* START *

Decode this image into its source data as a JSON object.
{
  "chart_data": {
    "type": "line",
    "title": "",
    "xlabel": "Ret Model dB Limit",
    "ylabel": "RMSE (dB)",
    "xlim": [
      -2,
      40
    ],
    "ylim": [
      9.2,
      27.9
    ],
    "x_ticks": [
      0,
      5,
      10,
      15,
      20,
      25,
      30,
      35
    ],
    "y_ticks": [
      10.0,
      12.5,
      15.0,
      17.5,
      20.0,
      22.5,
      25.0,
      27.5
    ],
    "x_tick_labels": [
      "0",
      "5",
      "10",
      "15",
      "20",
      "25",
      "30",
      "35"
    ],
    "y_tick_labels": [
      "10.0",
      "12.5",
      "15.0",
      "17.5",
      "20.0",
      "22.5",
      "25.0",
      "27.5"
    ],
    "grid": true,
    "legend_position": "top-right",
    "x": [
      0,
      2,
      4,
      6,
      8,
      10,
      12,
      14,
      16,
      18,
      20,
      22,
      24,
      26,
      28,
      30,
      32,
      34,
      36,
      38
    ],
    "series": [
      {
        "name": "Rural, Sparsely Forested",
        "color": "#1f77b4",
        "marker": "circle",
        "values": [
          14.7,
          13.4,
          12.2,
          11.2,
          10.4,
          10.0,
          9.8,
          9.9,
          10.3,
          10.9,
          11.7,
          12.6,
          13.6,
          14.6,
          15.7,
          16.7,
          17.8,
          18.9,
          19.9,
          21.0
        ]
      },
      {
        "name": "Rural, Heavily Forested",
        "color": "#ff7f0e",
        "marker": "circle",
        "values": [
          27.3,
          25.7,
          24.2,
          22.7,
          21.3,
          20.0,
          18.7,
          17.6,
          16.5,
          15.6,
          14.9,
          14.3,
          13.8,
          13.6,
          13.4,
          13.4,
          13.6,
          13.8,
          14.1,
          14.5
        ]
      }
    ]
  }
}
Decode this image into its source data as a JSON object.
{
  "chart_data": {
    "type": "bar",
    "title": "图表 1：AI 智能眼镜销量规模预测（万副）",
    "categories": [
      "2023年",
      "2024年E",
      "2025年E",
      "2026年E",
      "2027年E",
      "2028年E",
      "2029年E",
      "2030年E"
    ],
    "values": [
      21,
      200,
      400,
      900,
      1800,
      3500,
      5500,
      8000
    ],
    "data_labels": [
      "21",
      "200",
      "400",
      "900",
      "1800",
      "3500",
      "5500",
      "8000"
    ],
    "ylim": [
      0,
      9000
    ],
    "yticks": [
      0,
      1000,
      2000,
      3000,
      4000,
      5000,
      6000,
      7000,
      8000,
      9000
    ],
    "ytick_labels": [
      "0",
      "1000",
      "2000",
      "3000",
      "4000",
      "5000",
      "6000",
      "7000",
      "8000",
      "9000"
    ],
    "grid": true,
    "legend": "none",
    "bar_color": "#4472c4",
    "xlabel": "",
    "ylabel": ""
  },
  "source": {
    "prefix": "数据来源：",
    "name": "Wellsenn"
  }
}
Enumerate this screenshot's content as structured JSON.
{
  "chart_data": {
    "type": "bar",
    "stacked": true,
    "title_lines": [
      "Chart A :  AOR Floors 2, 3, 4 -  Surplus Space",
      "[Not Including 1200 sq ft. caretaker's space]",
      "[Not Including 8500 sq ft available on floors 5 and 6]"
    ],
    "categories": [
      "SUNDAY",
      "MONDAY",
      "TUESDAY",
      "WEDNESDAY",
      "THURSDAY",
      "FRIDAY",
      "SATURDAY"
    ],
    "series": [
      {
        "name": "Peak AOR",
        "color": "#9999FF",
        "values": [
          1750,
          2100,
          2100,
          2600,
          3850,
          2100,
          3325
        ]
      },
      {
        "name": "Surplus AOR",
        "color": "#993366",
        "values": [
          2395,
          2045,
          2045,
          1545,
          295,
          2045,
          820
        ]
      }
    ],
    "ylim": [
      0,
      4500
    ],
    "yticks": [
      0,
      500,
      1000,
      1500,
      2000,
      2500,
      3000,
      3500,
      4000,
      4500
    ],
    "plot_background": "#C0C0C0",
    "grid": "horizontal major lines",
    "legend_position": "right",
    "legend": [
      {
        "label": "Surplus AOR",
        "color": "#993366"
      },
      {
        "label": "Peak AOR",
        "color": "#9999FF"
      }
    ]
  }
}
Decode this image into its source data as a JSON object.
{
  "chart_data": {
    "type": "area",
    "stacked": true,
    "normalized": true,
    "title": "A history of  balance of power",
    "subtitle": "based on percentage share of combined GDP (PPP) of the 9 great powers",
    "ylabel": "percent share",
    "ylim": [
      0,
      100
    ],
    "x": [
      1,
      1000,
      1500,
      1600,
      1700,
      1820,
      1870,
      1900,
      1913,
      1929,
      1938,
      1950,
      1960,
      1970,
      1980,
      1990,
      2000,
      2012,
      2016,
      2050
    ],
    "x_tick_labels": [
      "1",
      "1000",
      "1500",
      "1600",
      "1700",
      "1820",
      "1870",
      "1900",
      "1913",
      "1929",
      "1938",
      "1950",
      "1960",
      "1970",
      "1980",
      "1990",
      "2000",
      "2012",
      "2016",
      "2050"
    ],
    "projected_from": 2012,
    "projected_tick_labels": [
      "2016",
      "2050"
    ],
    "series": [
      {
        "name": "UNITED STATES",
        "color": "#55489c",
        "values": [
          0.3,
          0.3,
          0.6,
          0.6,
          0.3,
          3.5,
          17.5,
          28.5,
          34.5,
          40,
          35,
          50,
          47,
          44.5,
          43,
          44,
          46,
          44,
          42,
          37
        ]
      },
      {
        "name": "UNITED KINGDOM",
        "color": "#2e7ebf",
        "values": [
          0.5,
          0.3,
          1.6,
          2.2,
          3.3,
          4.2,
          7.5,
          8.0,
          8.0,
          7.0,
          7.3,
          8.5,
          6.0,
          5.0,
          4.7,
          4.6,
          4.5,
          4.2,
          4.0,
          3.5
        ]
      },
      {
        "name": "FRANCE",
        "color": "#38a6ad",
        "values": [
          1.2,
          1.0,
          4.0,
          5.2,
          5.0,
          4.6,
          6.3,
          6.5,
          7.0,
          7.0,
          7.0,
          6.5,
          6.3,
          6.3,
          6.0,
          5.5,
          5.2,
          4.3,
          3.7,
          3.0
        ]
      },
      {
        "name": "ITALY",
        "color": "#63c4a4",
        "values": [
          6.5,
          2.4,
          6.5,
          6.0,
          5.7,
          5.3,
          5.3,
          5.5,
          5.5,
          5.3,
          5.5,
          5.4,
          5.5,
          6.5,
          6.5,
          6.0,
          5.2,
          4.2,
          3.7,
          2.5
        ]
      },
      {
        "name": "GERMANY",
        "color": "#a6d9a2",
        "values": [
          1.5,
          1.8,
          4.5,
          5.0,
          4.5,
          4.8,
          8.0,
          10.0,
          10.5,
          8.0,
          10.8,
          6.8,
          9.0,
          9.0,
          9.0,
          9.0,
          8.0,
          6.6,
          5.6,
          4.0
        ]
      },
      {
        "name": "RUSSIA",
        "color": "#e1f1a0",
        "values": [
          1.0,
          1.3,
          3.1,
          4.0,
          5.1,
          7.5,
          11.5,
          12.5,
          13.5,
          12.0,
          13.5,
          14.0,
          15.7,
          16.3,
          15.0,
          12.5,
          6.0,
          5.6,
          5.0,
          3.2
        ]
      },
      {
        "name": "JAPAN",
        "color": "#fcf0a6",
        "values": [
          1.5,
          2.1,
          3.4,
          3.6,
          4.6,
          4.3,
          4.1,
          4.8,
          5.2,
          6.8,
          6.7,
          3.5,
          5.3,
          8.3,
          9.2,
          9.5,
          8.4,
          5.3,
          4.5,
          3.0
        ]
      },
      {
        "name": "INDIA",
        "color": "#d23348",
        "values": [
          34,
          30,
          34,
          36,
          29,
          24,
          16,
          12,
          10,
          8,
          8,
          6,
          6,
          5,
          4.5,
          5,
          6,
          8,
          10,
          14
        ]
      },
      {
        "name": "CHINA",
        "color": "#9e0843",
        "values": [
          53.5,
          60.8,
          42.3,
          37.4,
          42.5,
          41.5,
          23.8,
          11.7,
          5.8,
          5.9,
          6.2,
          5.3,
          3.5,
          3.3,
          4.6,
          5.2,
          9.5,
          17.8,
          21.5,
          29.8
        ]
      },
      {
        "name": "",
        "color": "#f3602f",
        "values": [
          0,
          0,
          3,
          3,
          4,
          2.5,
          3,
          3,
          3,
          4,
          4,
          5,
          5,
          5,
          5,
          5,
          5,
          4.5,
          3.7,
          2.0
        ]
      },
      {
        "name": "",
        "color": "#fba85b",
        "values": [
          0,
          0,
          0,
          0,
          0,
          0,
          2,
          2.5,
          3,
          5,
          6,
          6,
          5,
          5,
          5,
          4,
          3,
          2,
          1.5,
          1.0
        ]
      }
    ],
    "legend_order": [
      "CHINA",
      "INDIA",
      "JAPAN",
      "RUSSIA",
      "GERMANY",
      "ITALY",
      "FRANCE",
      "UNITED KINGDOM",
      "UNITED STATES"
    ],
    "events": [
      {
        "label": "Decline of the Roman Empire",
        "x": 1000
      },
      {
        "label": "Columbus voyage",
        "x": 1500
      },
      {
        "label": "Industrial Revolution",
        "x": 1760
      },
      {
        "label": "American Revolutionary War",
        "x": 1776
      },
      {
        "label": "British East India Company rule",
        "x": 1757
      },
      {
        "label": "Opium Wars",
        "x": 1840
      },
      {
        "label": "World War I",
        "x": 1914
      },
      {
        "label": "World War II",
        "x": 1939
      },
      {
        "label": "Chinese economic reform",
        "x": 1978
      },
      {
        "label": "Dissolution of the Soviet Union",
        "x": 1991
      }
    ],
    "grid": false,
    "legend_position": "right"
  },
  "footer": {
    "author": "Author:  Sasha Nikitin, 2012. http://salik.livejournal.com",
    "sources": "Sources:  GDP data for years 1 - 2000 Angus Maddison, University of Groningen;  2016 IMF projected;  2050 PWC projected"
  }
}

* END *

Report the number of lines of the listing above that hold the string "UNITED", with no other text.

• **Correct output**
4